__Instructions for the task__
Reproduce the following records word for word, keeping every line as it stands.
****
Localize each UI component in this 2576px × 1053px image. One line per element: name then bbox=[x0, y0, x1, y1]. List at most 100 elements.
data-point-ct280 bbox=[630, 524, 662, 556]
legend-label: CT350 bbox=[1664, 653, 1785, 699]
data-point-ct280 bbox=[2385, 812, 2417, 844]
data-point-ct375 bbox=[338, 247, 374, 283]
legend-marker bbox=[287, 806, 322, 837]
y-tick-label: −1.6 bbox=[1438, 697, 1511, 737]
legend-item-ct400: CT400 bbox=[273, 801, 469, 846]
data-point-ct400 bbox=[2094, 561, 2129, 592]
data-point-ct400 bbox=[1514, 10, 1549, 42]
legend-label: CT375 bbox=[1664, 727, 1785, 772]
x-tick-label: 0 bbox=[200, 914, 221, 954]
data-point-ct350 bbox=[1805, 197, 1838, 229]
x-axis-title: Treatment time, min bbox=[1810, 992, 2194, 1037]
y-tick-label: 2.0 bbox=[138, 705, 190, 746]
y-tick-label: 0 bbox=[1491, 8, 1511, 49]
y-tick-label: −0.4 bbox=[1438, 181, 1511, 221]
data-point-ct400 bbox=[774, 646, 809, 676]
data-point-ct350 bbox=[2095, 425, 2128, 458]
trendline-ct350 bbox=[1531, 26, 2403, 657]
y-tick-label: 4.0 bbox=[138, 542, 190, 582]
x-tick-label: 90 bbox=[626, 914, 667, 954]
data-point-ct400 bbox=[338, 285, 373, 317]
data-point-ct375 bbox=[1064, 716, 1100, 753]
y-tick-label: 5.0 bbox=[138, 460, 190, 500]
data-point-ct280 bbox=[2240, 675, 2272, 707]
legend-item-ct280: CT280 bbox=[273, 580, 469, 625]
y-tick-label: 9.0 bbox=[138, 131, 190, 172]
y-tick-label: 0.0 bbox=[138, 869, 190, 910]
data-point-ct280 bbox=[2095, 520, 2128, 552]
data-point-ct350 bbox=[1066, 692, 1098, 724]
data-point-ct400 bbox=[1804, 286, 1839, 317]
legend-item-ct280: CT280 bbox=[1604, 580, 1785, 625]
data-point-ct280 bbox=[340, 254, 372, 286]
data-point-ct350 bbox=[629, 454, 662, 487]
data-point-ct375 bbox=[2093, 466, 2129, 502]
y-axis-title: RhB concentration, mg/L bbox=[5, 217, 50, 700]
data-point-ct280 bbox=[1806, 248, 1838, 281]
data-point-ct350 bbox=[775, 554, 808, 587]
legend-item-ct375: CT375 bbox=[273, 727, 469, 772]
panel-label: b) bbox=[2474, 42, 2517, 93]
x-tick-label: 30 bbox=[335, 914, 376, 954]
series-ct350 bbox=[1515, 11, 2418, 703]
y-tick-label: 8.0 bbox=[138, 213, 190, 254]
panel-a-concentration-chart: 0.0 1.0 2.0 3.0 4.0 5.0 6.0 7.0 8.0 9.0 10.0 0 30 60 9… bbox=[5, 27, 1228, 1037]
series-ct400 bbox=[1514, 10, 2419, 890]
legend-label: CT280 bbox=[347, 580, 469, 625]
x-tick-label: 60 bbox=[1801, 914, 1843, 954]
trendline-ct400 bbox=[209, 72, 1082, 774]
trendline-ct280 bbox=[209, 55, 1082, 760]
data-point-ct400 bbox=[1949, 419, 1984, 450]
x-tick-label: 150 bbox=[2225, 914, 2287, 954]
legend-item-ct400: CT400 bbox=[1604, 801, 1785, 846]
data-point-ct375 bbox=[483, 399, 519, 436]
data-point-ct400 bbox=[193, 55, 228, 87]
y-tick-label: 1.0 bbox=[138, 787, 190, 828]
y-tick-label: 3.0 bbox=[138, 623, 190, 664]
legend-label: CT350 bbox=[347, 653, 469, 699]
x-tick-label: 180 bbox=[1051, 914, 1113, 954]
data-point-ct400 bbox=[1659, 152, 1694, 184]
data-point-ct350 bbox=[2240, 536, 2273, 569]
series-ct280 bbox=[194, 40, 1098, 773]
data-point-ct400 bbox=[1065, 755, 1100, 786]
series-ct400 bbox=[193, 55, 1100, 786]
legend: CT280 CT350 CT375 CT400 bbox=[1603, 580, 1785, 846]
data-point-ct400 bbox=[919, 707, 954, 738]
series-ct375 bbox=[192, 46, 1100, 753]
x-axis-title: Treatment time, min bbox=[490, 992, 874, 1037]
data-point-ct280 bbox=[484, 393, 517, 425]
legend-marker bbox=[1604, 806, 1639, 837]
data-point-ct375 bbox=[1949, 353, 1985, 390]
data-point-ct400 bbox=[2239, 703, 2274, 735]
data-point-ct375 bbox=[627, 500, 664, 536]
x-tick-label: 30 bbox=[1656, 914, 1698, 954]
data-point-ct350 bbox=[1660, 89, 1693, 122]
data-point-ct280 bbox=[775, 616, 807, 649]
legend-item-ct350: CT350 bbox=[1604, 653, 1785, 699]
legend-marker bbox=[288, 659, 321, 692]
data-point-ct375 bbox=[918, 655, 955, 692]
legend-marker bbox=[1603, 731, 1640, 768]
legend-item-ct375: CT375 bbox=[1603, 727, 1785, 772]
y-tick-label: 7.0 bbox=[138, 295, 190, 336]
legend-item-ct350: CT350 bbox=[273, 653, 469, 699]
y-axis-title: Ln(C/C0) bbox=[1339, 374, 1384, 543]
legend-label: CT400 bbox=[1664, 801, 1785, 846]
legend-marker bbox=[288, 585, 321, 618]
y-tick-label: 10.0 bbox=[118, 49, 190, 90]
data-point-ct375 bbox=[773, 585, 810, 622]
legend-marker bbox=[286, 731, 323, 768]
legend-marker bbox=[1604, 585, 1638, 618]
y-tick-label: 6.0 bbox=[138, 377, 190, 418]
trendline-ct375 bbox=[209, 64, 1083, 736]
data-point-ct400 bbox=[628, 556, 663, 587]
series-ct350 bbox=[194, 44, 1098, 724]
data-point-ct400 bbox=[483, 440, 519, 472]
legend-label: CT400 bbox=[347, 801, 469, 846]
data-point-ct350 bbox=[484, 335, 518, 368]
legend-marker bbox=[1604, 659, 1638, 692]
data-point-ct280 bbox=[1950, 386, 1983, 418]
****
__The reply__
Localize each UI component in this 2576px × 1053px image. One line per element: name then bbox=[x0, y0, x1, y1]. List at most 100 elements.
data-point-ct280 bbox=[630, 524, 662, 556]
legend-label: CT350 bbox=[1664, 653, 1785, 699]
data-point-ct280 bbox=[2385, 812, 2417, 844]
data-point-ct375 bbox=[338, 247, 374, 283]
legend-marker bbox=[287, 806, 322, 837]
y-tick-label: −1.6 bbox=[1438, 697, 1511, 737]
legend-item-ct400: CT400 bbox=[273, 801, 469, 846]
data-point-ct400 bbox=[2094, 561, 2129, 592]
data-point-ct400 bbox=[1514, 10, 1549, 42]
legend-label: CT375 bbox=[1664, 727, 1785, 772]
x-tick-label: 0 bbox=[200, 914, 221, 954]
data-point-ct350 bbox=[1805, 197, 1838, 229]
x-axis-title: Treatment time, min bbox=[1810, 992, 2194, 1037]
y-tick-label: 2.0 bbox=[138, 705, 190, 746]
y-tick-label: 0 bbox=[1491, 8, 1511, 49]
y-tick-label: −0.4 bbox=[1438, 181, 1511, 221]
data-point-ct400 bbox=[774, 646, 809, 676]
data-point-ct350 bbox=[2095, 425, 2128, 458]
trendline-ct350 bbox=[1531, 26, 2403, 657]
y-tick-label: 4.0 bbox=[138, 542, 190, 582]
x-tick-label: 90 bbox=[626, 914, 667, 954]
data-point-ct400 bbox=[338, 285, 373, 317]
data-point-ct375 bbox=[1064, 716, 1100, 753]
y-tick-label: 5.0 bbox=[138, 460, 190, 500]
data-point-ct280 bbox=[2240, 675, 2272, 707]
legend-item-ct280: CT280 bbox=[273, 580, 469, 625]
y-tick-label: 9.0 bbox=[138, 131, 190, 172]
y-tick-label: 0.0 bbox=[138, 869, 190, 910]
data-point-ct280 bbox=[2095, 520, 2128, 552]
data-point-ct350 bbox=[1066, 692, 1098, 724]
data-point-ct400 bbox=[1804, 286, 1839, 317]
legend-item-ct280: CT280 bbox=[1604, 580, 1785, 625]
data-point-ct280 bbox=[340, 254, 372, 286]
data-point-ct350 bbox=[629, 454, 662, 487]
data-point-ct375 bbox=[2093, 466, 2129, 502]
y-axis-title: RhB concentration, mg/L bbox=[5, 217, 50, 700]
data-point-ct280 bbox=[1806, 248, 1838, 281]
data-point-ct350 bbox=[775, 554, 808, 587]
legend-item-ct375: CT375 bbox=[273, 727, 469, 772]
panel-label: b) bbox=[2474, 42, 2517, 93]
x-tick-label: 30 bbox=[335, 914, 376, 954]
series-ct350 bbox=[1515, 11, 2418, 703]
y-tick-label: 8.0 bbox=[138, 213, 190, 254]
panel-a-concentration-chart: 0.0 1.0 2.0 3.0 4.0 5.0 6.0 7.0 8.0 9.0 10.0 0 30 60 9… bbox=[5, 27, 1228, 1037]
series-ct400 bbox=[1514, 10, 2419, 890]
legend-label: CT280 bbox=[347, 580, 469, 625]
x-tick-label: 60 bbox=[1801, 914, 1843, 954]
trendline-ct400 bbox=[209, 72, 1082, 774]
trendline-ct280 bbox=[209, 55, 1082, 760]
data-point-ct400 bbox=[1949, 419, 1984, 450]
x-tick-label: 150 bbox=[2225, 914, 2287, 954]
legend-item-ct400: CT400 bbox=[1604, 801, 1785, 846]
data-point-ct375 bbox=[483, 399, 519, 436]
data-point-ct400 bbox=[193, 55, 228, 87]
y-tick-label: 1.0 bbox=[138, 787, 190, 828]
y-tick-label: 3.0 bbox=[138, 623, 190, 664]
legend-label: CT350 bbox=[347, 653, 469, 699]
x-tick-label: 180 bbox=[1051, 914, 1113, 954]
data-point-ct400 bbox=[1659, 152, 1694, 184]
data-point-ct350 bbox=[2240, 536, 2273, 569]
series-ct280 bbox=[194, 40, 1098, 773]
data-point-ct400 bbox=[1065, 755, 1100, 786]
series-ct400 bbox=[193, 55, 1100, 786]
legend: CT280 CT350 CT375 CT400 bbox=[1603, 580, 1785, 846]
data-point-ct400 bbox=[919, 707, 954, 738]
series-ct375 bbox=[192, 46, 1100, 753]
x-axis-title: Treatment time, min bbox=[490, 992, 874, 1037]
data-point-ct280 bbox=[484, 393, 517, 425]
legend-marker bbox=[1604, 806, 1639, 837]
data-point-ct375 bbox=[1949, 353, 1985, 390]
data-point-ct400 bbox=[2239, 703, 2274, 735]
data-point-ct375 bbox=[627, 500, 664, 536]
x-tick-label: 30 bbox=[1656, 914, 1698, 954]
data-point-ct350 bbox=[1660, 89, 1693, 122]
data-point-ct280 bbox=[775, 616, 807, 649]
legend-item-ct350: CT350 bbox=[1604, 653, 1785, 699]
legend-marker bbox=[288, 659, 321, 692]
data-point-ct375 bbox=[918, 655, 955, 692]
legend-marker bbox=[1603, 731, 1640, 768]
legend-item-ct375: CT375 bbox=[1603, 727, 1785, 772]
y-tick-label: 7.0 bbox=[138, 295, 190, 336]
legend-item-ct350: CT350 bbox=[273, 653, 469, 699]
y-axis-title: Ln(C/C0) bbox=[1339, 374, 1384, 543]
legend-label: CT400 bbox=[1664, 801, 1785, 846]
legend-marker bbox=[288, 585, 321, 618]
y-tick-label: 10.0 bbox=[118, 49, 190, 90]
data-point-ct375 bbox=[773, 585, 810, 622]
legend-marker bbox=[286, 731, 323, 768]
legend-marker bbox=[1604, 585, 1638, 618]
y-tick-label: 6.0 bbox=[138, 377, 190, 418]
trendline-ct375 bbox=[209, 64, 1083, 736]
data-point-ct400 bbox=[628, 556, 663, 587]
series-ct350 bbox=[194, 44, 1098, 724]
data-point-ct400 bbox=[483, 440, 519, 472]
legend-label: CT400 bbox=[347, 801, 469, 846]
data-point-ct350 bbox=[484, 335, 518, 368]
legend-marker bbox=[1604, 659, 1638, 692]
data-point-ct280 bbox=[1950, 386, 1983, 418]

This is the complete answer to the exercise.